> Records supplied:

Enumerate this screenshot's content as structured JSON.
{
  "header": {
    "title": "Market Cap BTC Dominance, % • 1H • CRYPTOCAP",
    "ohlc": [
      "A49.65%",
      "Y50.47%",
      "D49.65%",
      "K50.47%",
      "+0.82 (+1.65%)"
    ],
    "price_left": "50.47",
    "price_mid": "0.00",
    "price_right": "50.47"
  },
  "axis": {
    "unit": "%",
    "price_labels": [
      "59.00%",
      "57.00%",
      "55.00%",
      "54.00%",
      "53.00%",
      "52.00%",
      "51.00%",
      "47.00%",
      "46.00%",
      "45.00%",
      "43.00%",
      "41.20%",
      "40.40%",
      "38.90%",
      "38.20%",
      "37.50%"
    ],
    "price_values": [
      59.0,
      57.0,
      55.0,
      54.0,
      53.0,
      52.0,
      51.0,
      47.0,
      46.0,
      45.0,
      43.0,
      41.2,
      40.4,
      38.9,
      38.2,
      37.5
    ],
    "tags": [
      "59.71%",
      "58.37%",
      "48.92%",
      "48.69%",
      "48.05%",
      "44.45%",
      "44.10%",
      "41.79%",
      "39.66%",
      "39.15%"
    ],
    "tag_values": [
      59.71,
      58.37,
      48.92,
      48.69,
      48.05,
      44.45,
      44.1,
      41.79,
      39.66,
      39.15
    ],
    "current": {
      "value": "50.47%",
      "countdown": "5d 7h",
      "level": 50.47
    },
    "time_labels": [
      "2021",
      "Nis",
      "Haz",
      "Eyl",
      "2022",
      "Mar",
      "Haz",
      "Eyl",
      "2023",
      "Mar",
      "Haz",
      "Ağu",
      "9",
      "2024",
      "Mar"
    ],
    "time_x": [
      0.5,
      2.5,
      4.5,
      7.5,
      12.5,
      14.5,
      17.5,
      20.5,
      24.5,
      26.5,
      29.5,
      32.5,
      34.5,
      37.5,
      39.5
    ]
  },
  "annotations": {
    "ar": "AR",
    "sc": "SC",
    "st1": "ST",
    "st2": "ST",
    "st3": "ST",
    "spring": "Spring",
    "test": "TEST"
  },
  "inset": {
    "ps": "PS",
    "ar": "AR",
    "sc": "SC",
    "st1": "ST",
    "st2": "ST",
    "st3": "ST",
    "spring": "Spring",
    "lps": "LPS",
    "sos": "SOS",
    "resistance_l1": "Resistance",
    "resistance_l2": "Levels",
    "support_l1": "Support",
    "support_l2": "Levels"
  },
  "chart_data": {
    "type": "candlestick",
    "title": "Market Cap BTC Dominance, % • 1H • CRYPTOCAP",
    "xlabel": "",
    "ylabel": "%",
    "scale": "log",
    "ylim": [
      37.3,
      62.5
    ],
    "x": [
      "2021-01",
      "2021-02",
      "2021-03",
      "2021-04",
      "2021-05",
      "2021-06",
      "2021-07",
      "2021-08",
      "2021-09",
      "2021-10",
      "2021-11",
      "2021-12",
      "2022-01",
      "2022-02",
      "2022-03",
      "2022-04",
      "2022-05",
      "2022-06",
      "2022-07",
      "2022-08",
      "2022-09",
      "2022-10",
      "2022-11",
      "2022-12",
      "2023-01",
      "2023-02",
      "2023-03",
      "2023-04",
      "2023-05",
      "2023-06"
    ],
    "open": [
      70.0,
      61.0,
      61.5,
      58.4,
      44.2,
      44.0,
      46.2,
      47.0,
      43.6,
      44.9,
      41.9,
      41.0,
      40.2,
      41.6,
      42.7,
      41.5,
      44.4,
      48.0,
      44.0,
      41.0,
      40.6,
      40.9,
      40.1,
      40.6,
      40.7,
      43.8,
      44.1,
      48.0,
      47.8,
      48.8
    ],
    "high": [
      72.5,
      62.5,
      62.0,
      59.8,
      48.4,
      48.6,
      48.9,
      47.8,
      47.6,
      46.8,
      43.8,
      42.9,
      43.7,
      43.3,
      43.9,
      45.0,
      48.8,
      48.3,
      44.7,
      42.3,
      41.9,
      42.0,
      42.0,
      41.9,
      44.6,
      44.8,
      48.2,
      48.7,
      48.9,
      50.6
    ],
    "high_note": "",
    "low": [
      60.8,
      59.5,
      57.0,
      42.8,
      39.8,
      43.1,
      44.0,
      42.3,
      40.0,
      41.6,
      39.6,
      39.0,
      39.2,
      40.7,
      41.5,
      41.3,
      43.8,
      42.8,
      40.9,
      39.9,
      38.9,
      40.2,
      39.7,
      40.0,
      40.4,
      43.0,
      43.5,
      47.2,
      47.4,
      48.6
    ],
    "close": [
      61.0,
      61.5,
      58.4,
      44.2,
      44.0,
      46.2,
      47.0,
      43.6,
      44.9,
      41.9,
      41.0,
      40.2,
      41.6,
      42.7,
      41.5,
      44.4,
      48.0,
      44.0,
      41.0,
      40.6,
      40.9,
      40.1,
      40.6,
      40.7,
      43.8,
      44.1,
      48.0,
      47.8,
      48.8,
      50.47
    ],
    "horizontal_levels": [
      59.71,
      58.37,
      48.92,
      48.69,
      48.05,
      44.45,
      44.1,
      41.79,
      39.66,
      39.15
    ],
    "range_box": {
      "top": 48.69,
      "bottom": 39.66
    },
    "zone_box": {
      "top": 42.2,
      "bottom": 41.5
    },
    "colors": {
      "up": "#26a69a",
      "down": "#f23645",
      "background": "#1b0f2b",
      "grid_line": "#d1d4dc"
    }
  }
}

> Exercise objective: Every entry should be output exactly as written, please.

> Result of this task:
Enumerate this screenshot's content as structured JSON.
{
  "header": {
    "title": "Market Cap BTC Dominance, % • 1H • CRYPTOCAP",
    "ohlc": [
      "A49.65%",
      "Y50.47%",
      "D49.65%",
      "K50.47%",
      "+0.82 (+1.65%)"
    ],
    "price_left": "50.47",
    "price_mid": "0.00",
    "price_right": "50.47"
  },
  "axis": {
    "unit": "%",
    "price_labels": [
      "59.00%",
      "57.00%",
      "55.00%",
      "54.00%",
      "53.00%",
      "52.00%",
      "51.00%",
      "47.00%",
      "46.00%",
      "45.00%",
      "43.00%",
      "41.20%",
      "40.40%",
      "38.90%",
      "38.20%",
      "37.50%"
    ],
    "price_values": [
      59.0,
      57.0,
      55.0,
      54.0,
      53.0,
      52.0,
      51.0,
      47.0,
      46.0,
      45.0,
      43.0,
      41.2,
      40.4,
      38.9,
      38.2,
      37.5
    ],
    "tags": [
      "59.71%",
      "58.37%",
      "48.92%",
      "48.69%",
      "48.05%",
      "44.45%",
      "44.10%",
      "41.79%",
      "39.66%",
      "39.15%"
    ],
    "tag_values": [
      59.71,
      58.37,
      48.92,
      48.69,
      48.05,
      44.45,
      44.1,
      41.79,
      39.66,
      39.15
    ],
    "current": {
      "value": "50.47%",
      "countdown": "5d 7h",
      "level": 50.47
    },
    "time_labels": [
      "2021",
      "Nis",
      "Haz",
      "Eyl",
      "2022",
      "Mar",
      "Haz",
      "Eyl",
      "2023",
      "Mar",
      "Haz",
      "Ağu",
      "9",
      "2024",
      "Mar"
    ],
    "time_x": [
      0.5,
      2.5,
      4.5,
      7.5,
      12.5,
      14.5,
      17.5,
      20.5,
      24.5,
      26.5,
      29.5,
      32.5,
      34.5,
      37.5,
      39.5
    ]
  },
  "annotations": {
    "ar": "AR",
    "sc": "SC",
    "st1": "ST",
    "st2": "ST",
    "st3": "ST",
    "spring": "Spring",
    "test": "TEST"
  },
  "inset": {
    "ps": "PS",
    "ar": "AR",
    "sc": "SC",
    "st1": "ST",
    "st2": "ST",
    "st3": "ST",
    "spring": "Spring",
    "lps": "LPS",
    "sos": "SOS",
    "resistance_l1": "Resistance",
    "resistance_l2": "Levels",
    "support_l1": "Support",
    "support_l2": "Levels"
  },
  "chart_data": {
    "type": "candlestick",
    "title": "Market Cap BTC Dominance, % • 1H • CRYPTOCAP",
    "xlabel": "",
    "ylabel": "%",
    "scale": "log",
    "ylim": [
      37.3,
      62.5
    ],
    "x": [
      "2021-01",
      "2021-02",
      "2021-03",
      "2021-04",
      "2021-05",
      "2021-06",
      "2021-07",
      "2021-08",
      "2021-09",
      "2021-10",
      "2021-11",
      "2021-12",
      "2022-01",
      "2022-02",
      "2022-03",
      "2022-04",
      "2022-05",
      "2022-06",
      "2022-07",
      "2022-08",
      "2022-09",
      "2022-10",
      "2022-11",
      "2022-12",
      "2023-01",
      "2023-02",
      "2023-03",
      "2023-04",
      "2023-05",
      "2023-06"
    ],
    "open": [
      70.0,
      61.0,
      61.5,
      58.4,
      44.2,
      44.0,
      46.2,
      47.0,
      43.6,
      44.9,
      41.9,
      41.0,
      40.2,
      41.6,
      42.7,
      41.5,
      44.4,
      48.0,
      44.0,
      41.0,
      40.6,
      40.9,
      40.1,
      40.6,
      40.7,
      43.8,
      44.1,
      48.0,
      47.8,
      48.8
    ],
    "high": [
      72.5,
      62.5,
      62.0,
      59.8,
      48.4,
      48.6,
      48.9,
      47.8,
      47.6,
      46.8,
      43.8,
      42.9,
      43.7,
      43.3,
      43.9,
      45.0,
      48.8,
      48.3,
      44.7,
      42.3,
      41.9,
      42.0,
      42.0,
      41.9,
      44.6,
      44.8,
      48.2,
      48.7,
      48.9,
      50.6
    ],
    "high_note": "",
    "low": [
      60.8,
      59.5,
      57.0,
      42.8,
      39.8,
      43.1,
      44.0,
      42.3,
      40.0,
      41.6,
      39.6,
      39.0,
      39.2,
      40.7,
      41.5,
      41.3,
      43.8,
      42.8,
      40.9,
      39.9,
      38.9,
      40.2,
      39.7,
      40.0,
      40.4,
      43.0,
      43.5,
      47.2,
      47.4,
      48.6
    ],
    "close": [
      61.0,
      61.5,
      58.4,
      44.2,
      44.0,
      46.2,
      47.0,
      43.6,
      44.9,
      41.9,
      41.0,
      40.2,
      41.6,
      42.7,
      41.5,
      44.4,
      48.0,
      44.0,
      41.0,
      40.6,
      40.9,
      40.1,
      40.6,
      40.7,
      43.8,
      44.1,
      48.0,
      47.8,
      48.8,
      50.47
    ],
    "horizontal_levels": [
      59.71,
      58.37,
      48.92,
      48.69,
      48.05,
      44.45,
      44.1,
      41.79,
      39.66,
      39.15
    ],
    "range_box": {
      "top": 48.69,
      "bottom": 39.66
    },
    "zone_box": {
      "top": 42.2,
      "bottom": 41.5
    },
    "colors": {
      "up": "#26a69a",
      "down": "#f23645",
      "background": "#1b0f2b",
      "grid_line": "#d1d4dc"
    }
  }
}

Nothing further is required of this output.